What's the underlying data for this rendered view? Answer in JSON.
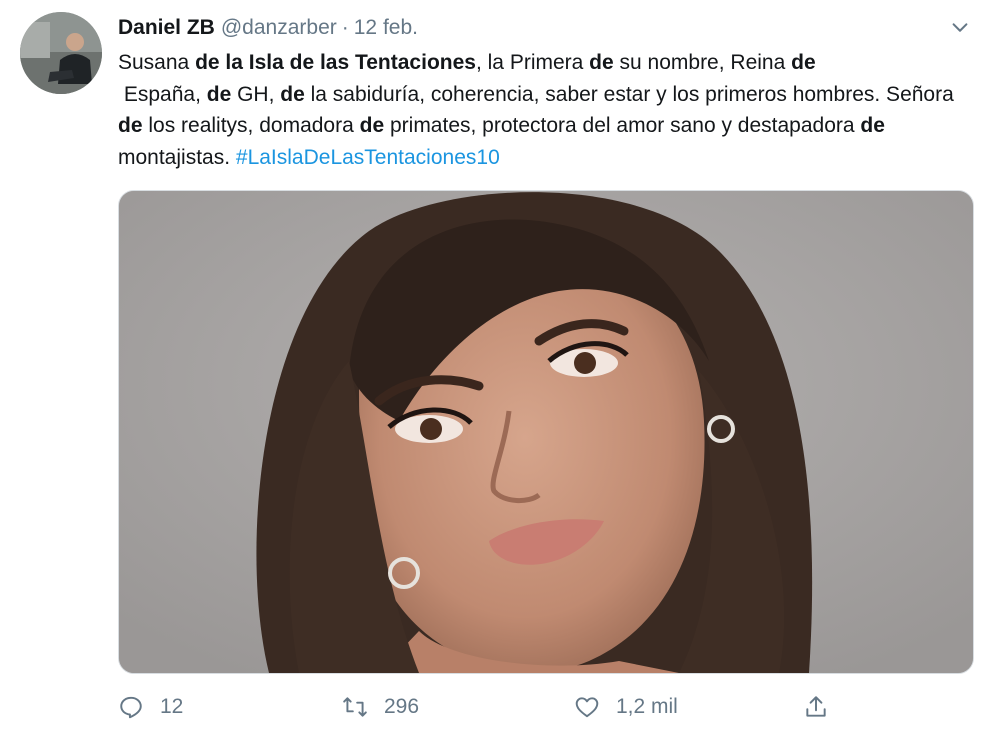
{
  "tweet": {
    "display_name": "Daniel ZB",
    "handle": "@danzarber",
    "separator": "·",
    "date": "12 feb.",
    "text_segments": [
      {
        "t": "Susana ",
        "b": false
      },
      {
        "t": "de la Isla de las Tentaciones",
        "b": true
      },
      {
        "t": ", la Primera ",
        "b": false
      },
      {
        "t": "de",
        "b": true
      },
      {
        "t": " su nombre, Reina ",
        "b": false
      },
      {
        "t": "de",
        "b": true
      },
      {
        "t": "\n España, ",
        "b": false
      },
      {
        "t": "de",
        "b": true
      },
      {
        "t": " GH, ",
        "b": false
      },
      {
        "t": "de",
        "b": true
      },
      {
        "t": " la sabiduría, coherencia, saber estar y los primeros hombres. Señora ",
        "b": false
      },
      {
        "t": "de",
        "b": true
      },
      {
        "t": " los realitys, domadora ",
        "b": false
      },
      {
        "t": "de",
        "b": true
      },
      {
        "t": " primates, protectora del amor sano y destapadora ",
        "b": false
      },
      {
        "t": "de",
        "b": true
      },
      {
        "t": " montajistas. ",
        "b": false
      }
    ],
    "hashtag": "#LaIslaDeLasTentaciones10",
    "actions": {
      "reply_icon": "reply-icon",
      "reply_count": "12",
      "retweet_icon": "retweet-icon",
      "retweet_count": "296",
      "like_icon": "heart-icon",
      "like_count": "1,2 mil",
      "share_icon": "share-icon"
    },
    "colors": {
      "text": "#14171a",
      "muted": "#657786",
      "link": "#1b95e0"
    }
  }
}
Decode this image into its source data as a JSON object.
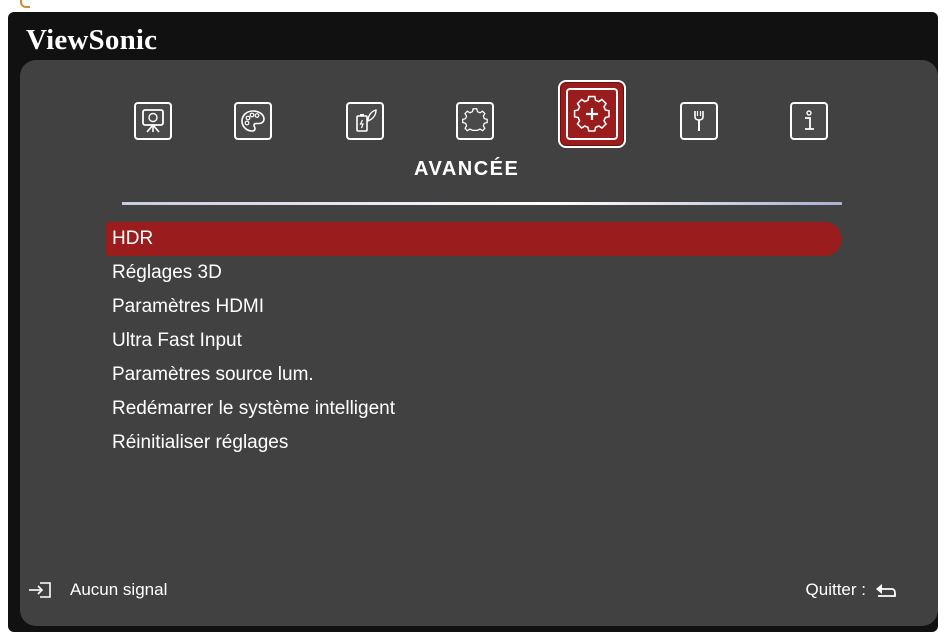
{
  "brand": "ViewSonic",
  "section_title": "AVANCÉE",
  "tabs": [
    {
      "icon": "display-icon"
    },
    {
      "icon": "palette-icon"
    },
    {
      "icon": "power-eco-icon"
    },
    {
      "icon": "settings-gear-icon"
    },
    {
      "icon": "advanced-gear-icon",
      "active": true
    },
    {
      "icon": "wrench-icon"
    },
    {
      "icon": "info-icon"
    }
  ],
  "menu": {
    "items": [
      {
        "label": "HDR"
      },
      {
        "label": "Réglages 3D"
      },
      {
        "label": "Paramètres HDMI"
      },
      {
        "label": "Ultra Fast Input"
      },
      {
        "label": "Paramètres source lum."
      },
      {
        "label": "Redémarrer le système intelligent"
      },
      {
        "label": "Réinitialiser réglages"
      }
    ]
  },
  "footer": {
    "signal": "Aucun signal",
    "quit": "Quitter :"
  },
  "colors": {
    "accent": "#9b1c1c",
    "panel": "#414141",
    "frame": "#111111"
  }
}
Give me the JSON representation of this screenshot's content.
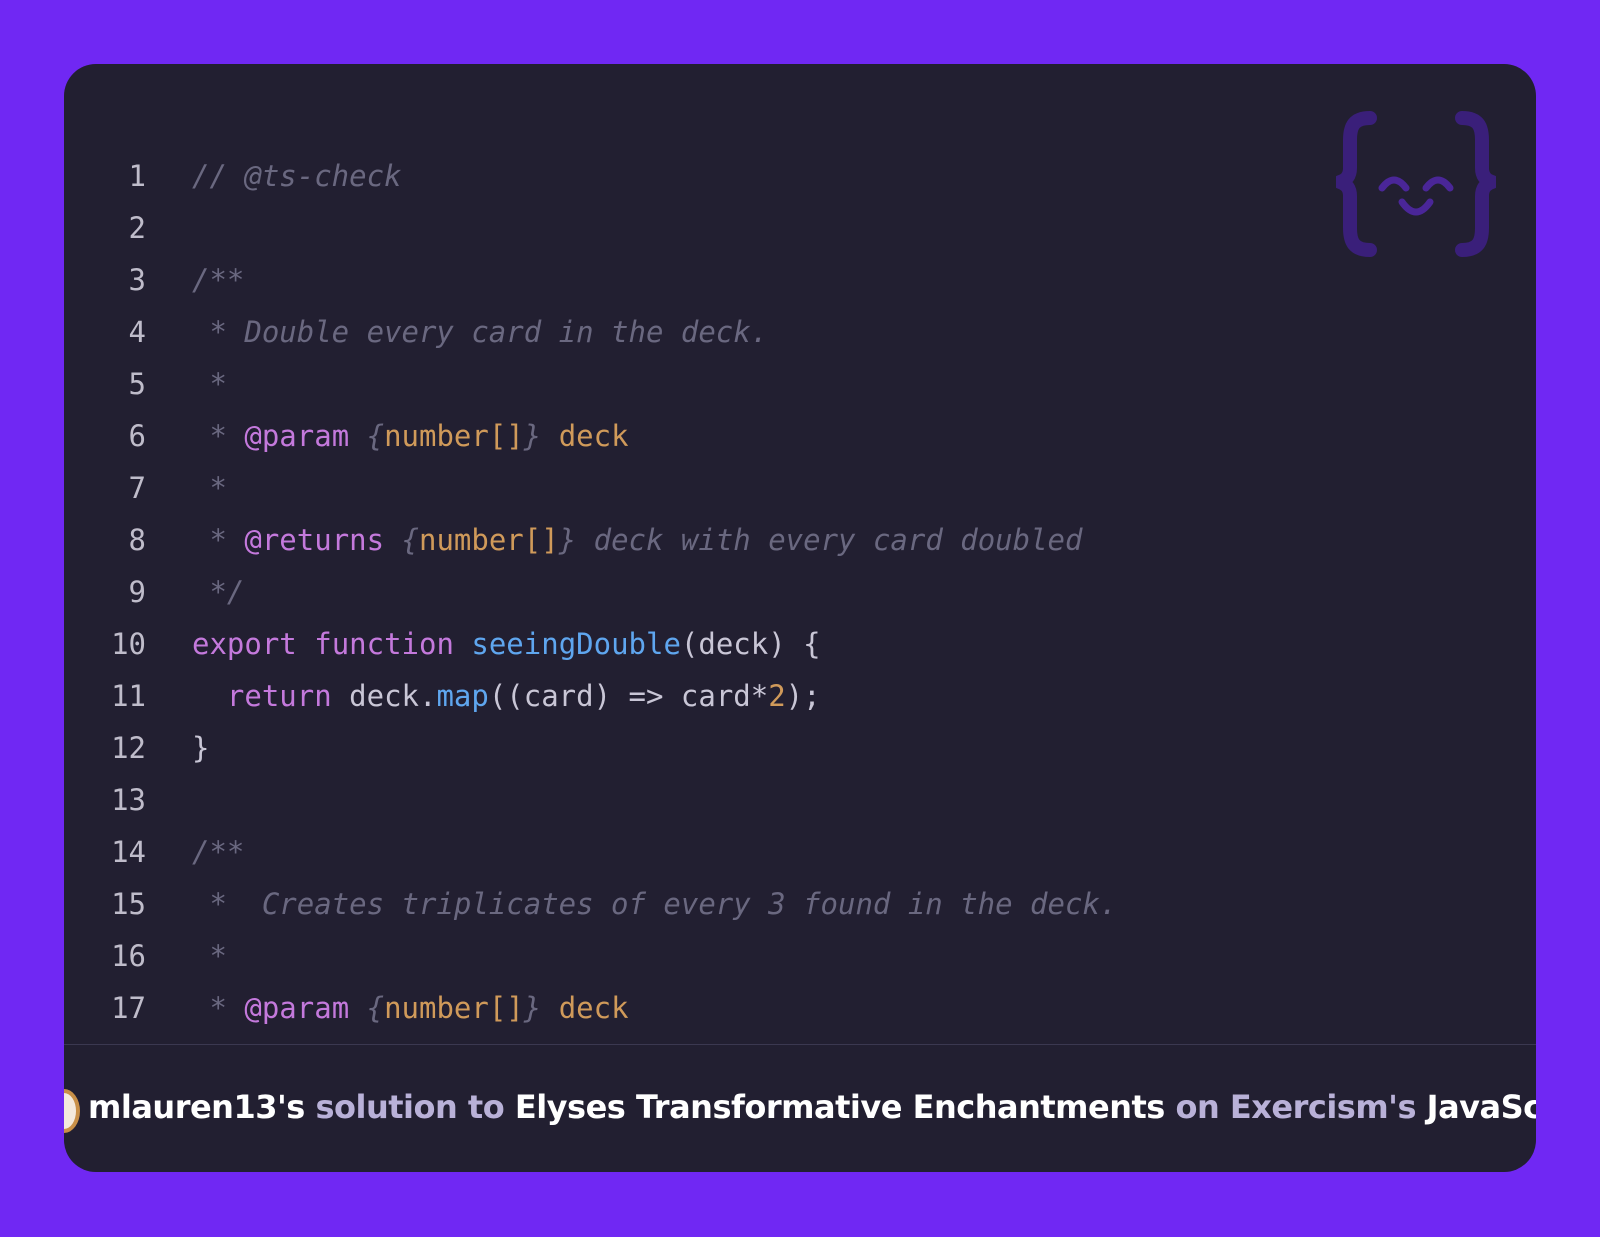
{
  "code_lines": [
    {
      "n": "1",
      "parts": [
        {
          "text": "// @ts-check",
          "cls": "c"
        }
      ]
    },
    {
      "n": "2",
      "parts": []
    },
    {
      "n": "3",
      "parts": [
        {
          "text": "/**",
          "cls": "c"
        }
      ]
    },
    {
      "n": "4",
      "parts": [
        {
          "text": " * Double every card in the deck.",
          "cls": "c"
        }
      ]
    },
    {
      "n": "5",
      "parts": [
        {
          "text": " *",
          "cls": "c"
        }
      ]
    },
    {
      "n": "6",
      "parts": [
        {
          "text": " * ",
          "cls": "c"
        },
        {
          "text": "@param",
          "cls": "k"
        },
        {
          "text": " {",
          "cls": "c"
        },
        {
          "text": "number[]",
          "cls": "t"
        },
        {
          "text": "} ",
          "cls": "c"
        },
        {
          "text": "deck",
          "cls": "t"
        }
      ]
    },
    {
      "n": "7",
      "parts": [
        {
          "text": " *",
          "cls": "c"
        }
      ]
    },
    {
      "n": "8",
      "parts": [
        {
          "text": " * ",
          "cls": "c"
        },
        {
          "text": "@returns",
          "cls": "k"
        },
        {
          "text": " {",
          "cls": "c"
        },
        {
          "text": "number[]",
          "cls": "t"
        },
        {
          "text": "} deck with every card doubled",
          "cls": "c"
        }
      ]
    },
    {
      "n": "9",
      "parts": [
        {
          "text": " */",
          "cls": "c"
        }
      ]
    },
    {
      "n": "10",
      "parts": [
        {
          "text": "export",
          "cls": "k"
        },
        {
          "text": " ",
          "cls": "p"
        },
        {
          "text": "function",
          "cls": "k"
        },
        {
          "text": " ",
          "cls": "p"
        },
        {
          "text": "seeingDouble",
          "cls": "f"
        },
        {
          "text": "(deck) {",
          "cls": "p"
        }
      ]
    },
    {
      "n": "11",
      "parts": [
        {
          "text": "  ",
          "cls": "p"
        },
        {
          "text": "return",
          "cls": "k"
        },
        {
          "text": " deck.",
          "cls": "p"
        },
        {
          "text": "map",
          "cls": "f"
        },
        {
          "text": "((card) => card*",
          "cls": "p"
        },
        {
          "text": "2",
          "cls": "n"
        },
        {
          "text": ");",
          "cls": "p"
        }
      ]
    },
    {
      "n": "12",
      "parts": [
        {
          "text": "}",
          "cls": "p"
        }
      ]
    },
    {
      "n": "13",
      "parts": []
    },
    {
      "n": "14",
      "parts": [
        {
          "text": "/**",
          "cls": "c"
        }
      ]
    },
    {
      "n": "15",
      "parts": [
        {
          "text": " *  Creates triplicates of every 3 found in the deck.",
          "cls": "c"
        }
      ]
    },
    {
      "n": "16",
      "parts": [
        {
          "text": " *",
          "cls": "c"
        }
      ]
    },
    {
      "n": "17",
      "parts": [
        {
          "text": " * ",
          "cls": "c"
        },
        {
          "text": "@param",
          "cls": "k"
        },
        {
          "text": " {",
          "cls": "c"
        },
        {
          "text": "number[]",
          "cls": "t"
        },
        {
          "text": "} ",
          "cls": "c"
        },
        {
          "text": "deck",
          "cls": "t"
        }
      ]
    }
  ],
  "footer": {
    "author": "mlauren13's",
    "solution_to": "solution to",
    "exercise": "Elyses Transformative Enchantments",
    "on_site": "on Exercism's",
    "track": "JavaScript Track"
  },
  "logo_icon": "exercism-logo-icon",
  "colors": {
    "background": "#7028f3",
    "card": "#221f31",
    "comment": "#6a6880",
    "keyword": "#c479dc",
    "function": "#5fa6ef",
    "type": "#d09a5a",
    "plain": "#c9c6d6"
  }
}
-----
> Exercise objective
Give the entries again word for word, but skip the pictures.

> Response to this task
What's the underlying data for this rendered view? Answer in JSON.
{
  "tweet": {
    "display_name": "Daniel ZB",
    "handle": "@danzarber",
    "separator": "·",
    "date": "12 feb.",
    "text_segments": [
      {
        "t": "Susana ",
        "b": false
      },
      {
        "t": "de la Isla de las Tentaciones",
        "b": true
      },
      {
        "t": ", la Primera ",
        "b": false
      },
      {
        "t": "de",
        "b": true
      },
      {
        "t": " su nombre, Reina ",
        "b": false
      },
      {
        "t": "de",
        "b": true
      },
      {
        "t": "\n España, ",
        "b": false
      },
      {
        "t": "de",
        "b": true
      },
      {
        "t": " GH, ",
        "b": false
      },
      {
        "t": "de",
        "b": true
      },
      {
        "t": " la sabiduría, coherencia, saber estar y los primeros hombres. Señora ",
        "b": false
      },
      {
        "t": "de",
        "b": true
      },
      {
        "t": " los realitys, domadora ",
        "b": false
      },
      {
        "t": "de",
        "b": true
      },
      {
        "t": " primates, protectora del amor sano y destapadora ",
        "b": false
      },
      {
        "t": "de",
        "b": true
      },
      {
        "t": " montajistas. ",
        "b": false
      }
    ],
    "hashtag": "#LaIslaDeLasTentaciones10",
    "actions": {
      "reply_icon": "reply-icon",
      "reply_count": "12",
      "retweet_icon": "retweet-icon",
      "retweet_count": "296",
      "like_icon": "heart-icon",
      "like_count": "1,2 mil",
      "share_icon": "share-icon"
    },
    "colors": {
      "text": "#14171a",
      "muted": "#657786",
      "link": "#1b95e0"
    }
  }
}
Decode this image into its source data as a JSON object.
{
  "brand": "ViewSonic",
  "section_title": "AVANCÉE",
  "tabs": [
    {
      "icon": "display-icon"
    },
    {
      "icon": "palette-icon"
    },
    {
      "icon": "power-eco-icon"
    },
    {
      "icon": "settings-gear-icon"
    },
    {
      "icon": "advanced-gear-icon",
      "active": true
    },
    {
      "icon": "wrench-icon"
    },
    {
      "icon": "info-icon"
    }
  ],
  "menu": {
    "items": [
      {
        "label": "HDR"
      },
      {
        "label": "Réglages 3D"
      },
      {
        "label": "Paramètres HDMI"
      },
      {
        "label": "Ultra Fast Input"
      },
      {
        "label": "Paramètres source lum."
      },
      {
        "label": "Redémarrer le système intelligent"
      },
      {
        "label": "Réinitialiser réglages"
      }
    ]
  },
  "footer": {
    "signal": "Aucun signal",
    "quit": "Quitter :"
  },
  "colors": {
    "accent": "#9b1c1c",
    "panel": "#414141",
    "frame": "#111111"
  }
}
Give me the JSON representation of this screenshot's content.
{
  "code_lines": [
    {
      "n": "1",
      "parts": [
        {
          "text": "// @ts-check",
          "cls": "c"
        }
      ]
    },
    {
      "n": "2",
      "parts": []
    },
    {
      "n": "3",
      "parts": [
        {
          "text": "/**",
          "cls": "c"
        }
      ]
    },
    {
      "n": "4",
      "parts": [
        {
          "text": " * Double every card in the deck.",
          "cls": "c"
        }
      ]
    },
    {
      "n": "5",
      "parts": [
        {
          "text": " *",
          "cls": "c"
        }
      ]
    },
    {
      "n": "6",
      "parts": [
        {
          "text": " * ",
          "cls": "c"
        },
        {
          "text": "@param",
          "cls": "k"
        },
        {
          "text": " {",
          "cls": "c"
        },
        {
          "text": "number[]",
          "cls": "t"
        },
        {
          "text": "} ",
          "cls": "c"
        },
        {
          "text": "deck",
          "cls": "t"
        }
      ]
    },
    {
      "n": "7",
      "parts": [
        {
          "text": " *",
          "cls": "c"
        }
      ]
    },
    {
      "n": "8",
      "parts": [
        {
          "text": " * ",
          "cls": "c"
        },
        {
          "text": "@returns",
          "cls": "k"
        },
        {
          "text": " {",
          "cls": "c"
        },
        {
          "text": "number[]",
          "cls": "t"
        },
        {
          "text": "} deck with every card doubled",
          "cls": "c"
        }
      ]
    },
    {
      "n": "9",
      "parts": [
        {
          "text": " */",
          "cls": "c"
        }
      ]
    },
    {
      "n": "10",
      "parts": [
        {
          "text": "export",
          "cls": "k"
        },
        {
          "text": " ",
          "cls": "p"
        },
        {
          "text": "function",
          "cls": "k"
        },
        {
          "text": " ",
          "cls": "p"
        },
        {
          "text": "seeingDouble",
          "cls": "f"
        },
        {
          "text": "(deck) {",
          "cls": "p"
        }
      ]
    },
    {
      "n": "11",
      "parts": [
        {
          "text": "  ",
          "cls": "p"
        },
        {
          "text": "return",
          "cls": "k"
        },
        {
          "text": " deck.",
          "cls": "p"
        },
        {
          "text": "map",
          "cls": "f"
        },
        {
          "text": "((card) => card*",
          "cls": "p"
        },
        {
          "text": "2",
          "cls": "n"
        },
        {
          "text": ");",
          "cls": "p"
        }
      ]
    },
    {
      "n": "12",
      "parts": [
        {
          "text": "}",
          "cls": "p"
        }
      ]
    },
    {
      "n": "13",
      "parts": []
    },
    {
      "n": "14",
      "parts": [
        {
          "text": "/**",
          "cls": "c"
        }
      ]
    },
    {
      "n": "15",
      "parts": [
        {
          "text": " *  Creates triplicates of every 3 found in the deck.",
          "cls": "c"
        }
      ]
    },
    {
      "n": "16",
      "parts": [
        {
          "text": " *",
          "cls": "c"
        }
      ]
    },
    {
      "n": "17",
      "parts": [
        {
          "text": " * ",
          "cls": "c"
        },
        {
          "text": "@param",
          "cls": "k"
        },
        {
          "text": " {",
          "cls": "c"
        },
        {
          "text": "number[]",
          "cls": "t"
        },
        {
          "text": "} ",
          "cls": "c"
        },
        {
          "text": "deck",
          "cls": "t"
        }
      ]
    }
  ],
  "footer": {
    "author": "mlauren13's",
    "solution_to": "solution to",
    "exercise": "Elyses Transformative Enchantments",
    "on_site": "on Exercism's",
    "track": "JavaScript Track"
  },
  "logo_icon": "exercism-logo-icon",
  "colors": {
    "background": "#7028f3",
    "card": "#221f31",
    "comment": "#6a6880",
    "keyword": "#c479dc",
    "function": "#5fa6ef",
    "type": "#d09a5a",
    "plain": "#c9c6d6"
  }
}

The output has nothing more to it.